(Stored entries)

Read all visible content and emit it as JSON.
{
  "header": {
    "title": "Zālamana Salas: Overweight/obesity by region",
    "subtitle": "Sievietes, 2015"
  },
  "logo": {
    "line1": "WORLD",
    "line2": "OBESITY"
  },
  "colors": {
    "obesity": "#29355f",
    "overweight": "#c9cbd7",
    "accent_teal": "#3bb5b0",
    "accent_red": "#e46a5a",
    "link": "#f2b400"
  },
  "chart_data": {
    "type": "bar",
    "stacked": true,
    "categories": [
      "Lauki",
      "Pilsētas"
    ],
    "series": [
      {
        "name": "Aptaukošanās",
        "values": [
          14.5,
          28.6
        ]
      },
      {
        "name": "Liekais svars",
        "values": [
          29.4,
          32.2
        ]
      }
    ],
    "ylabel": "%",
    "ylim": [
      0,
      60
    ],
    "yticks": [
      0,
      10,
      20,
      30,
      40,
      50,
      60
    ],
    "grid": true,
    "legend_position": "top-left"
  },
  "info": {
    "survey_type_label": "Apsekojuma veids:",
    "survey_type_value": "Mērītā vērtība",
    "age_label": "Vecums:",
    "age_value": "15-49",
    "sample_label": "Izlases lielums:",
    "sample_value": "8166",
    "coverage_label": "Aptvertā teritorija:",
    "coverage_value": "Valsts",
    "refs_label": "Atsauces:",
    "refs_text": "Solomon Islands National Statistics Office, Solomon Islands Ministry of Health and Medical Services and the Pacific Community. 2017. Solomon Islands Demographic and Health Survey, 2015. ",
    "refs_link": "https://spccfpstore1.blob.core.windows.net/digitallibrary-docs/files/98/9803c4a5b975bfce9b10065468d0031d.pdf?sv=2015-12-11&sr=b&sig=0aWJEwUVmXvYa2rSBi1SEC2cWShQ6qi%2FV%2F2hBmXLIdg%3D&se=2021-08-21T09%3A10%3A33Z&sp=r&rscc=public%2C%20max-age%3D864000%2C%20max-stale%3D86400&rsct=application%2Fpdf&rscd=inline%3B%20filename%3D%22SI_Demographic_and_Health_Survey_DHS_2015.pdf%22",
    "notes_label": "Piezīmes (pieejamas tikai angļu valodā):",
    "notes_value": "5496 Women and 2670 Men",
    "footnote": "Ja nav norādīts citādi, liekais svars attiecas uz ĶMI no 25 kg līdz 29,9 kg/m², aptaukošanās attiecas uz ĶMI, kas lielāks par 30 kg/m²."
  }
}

» **WHAT THE EXERCISE ASKS**
Word for word, extract all the records.

» **ANSWER TO THE PROBLEM**
Read all visible content and emit it as JSON.
{
  "header": {
    "title": "Zālamana Salas: Overweight/obesity by region",
    "subtitle": "Sievietes, 2015"
  },
  "logo": {
    "line1": "WORLD",
    "line2": "OBESITY"
  },
  "colors": {
    "obesity": "#29355f",
    "overweight": "#c9cbd7",
    "accent_teal": "#3bb5b0",
    "accent_red": "#e46a5a",
    "link": "#f2b400"
  },
  "chart_data": {
    "type": "bar",
    "stacked": true,
    "categories": [
      "Lauki",
      "Pilsētas"
    ],
    "series": [
      {
        "name": "Aptaukošanās",
        "values": [
          14.5,
          28.6
        ]
      },
      {
        "name": "Liekais svars",
        "values": [
          29.4,
          32.2
        ]
      }
    ],
    "ylabel": "%",
    "ylim": [
      0,
      60
    ],
    "yticks": [
      0,
      10,
      20,
      30,
      40,
      50,
      60
    ],
    "grid": true,
    "legend_position": "top-left"
  },
  "info": {
    "survey_type_label": "Apsekojuma veids:",
    "survey_type_value": "Mērītā vērtība",
    "age_label": "Vecums:",
    "age_value": "15-49",
    "sample_label": "Izlases lielums:",
    "sample_value": "8166",
    "coverage_label": "Aptvertā teritorija:",
    "coverage_value": "Valsts",
    "refs_label": "Atsauces:",
    "refs_text": "Solomon Islands National Statistics Office, Solomon Islands Ministry of Health and Medical Services and the Pacific Community. 2017. Solomon Islands Demographic and Health Survey, 2015. ",
    "refs_link": "https://spccfpstore1.blob.core.windows.net/digitallibrary-docs/files/98/9803c4a5b975bfce9b10065468d0031d.pdf?sv=2015-12-11&sr=b&sig=0aWJEwUVmXvYa2rSBi1SEC2cWShQ6qi%2FV%2F2hBmXLIdg%3D&se=2021-08-21T09%3A10%3A33Z&sp=r&rscc=public%2C%20max-age%3D864000%2C%20max-stale%3D86400&rsct=application%2Fpdf&rscd=inline%3B%20filename%3D%22SI_Demographic_and_Health_Survey_DHS_2015.pdf%22",
    "notes_label": "Piezīmes (pieejamas tikai angļu valodā):",
    "notes_value": "5496 Women and 2670 Men",
    "footnote": "Ja nav norādīts citādi, liekais svars attiecas uz ĶMI no 25 kg līdz 29,9 kg/m², aptaukošanās attiecas uz ĶMI, kas lielāks par 30 kg/m²."
  }
}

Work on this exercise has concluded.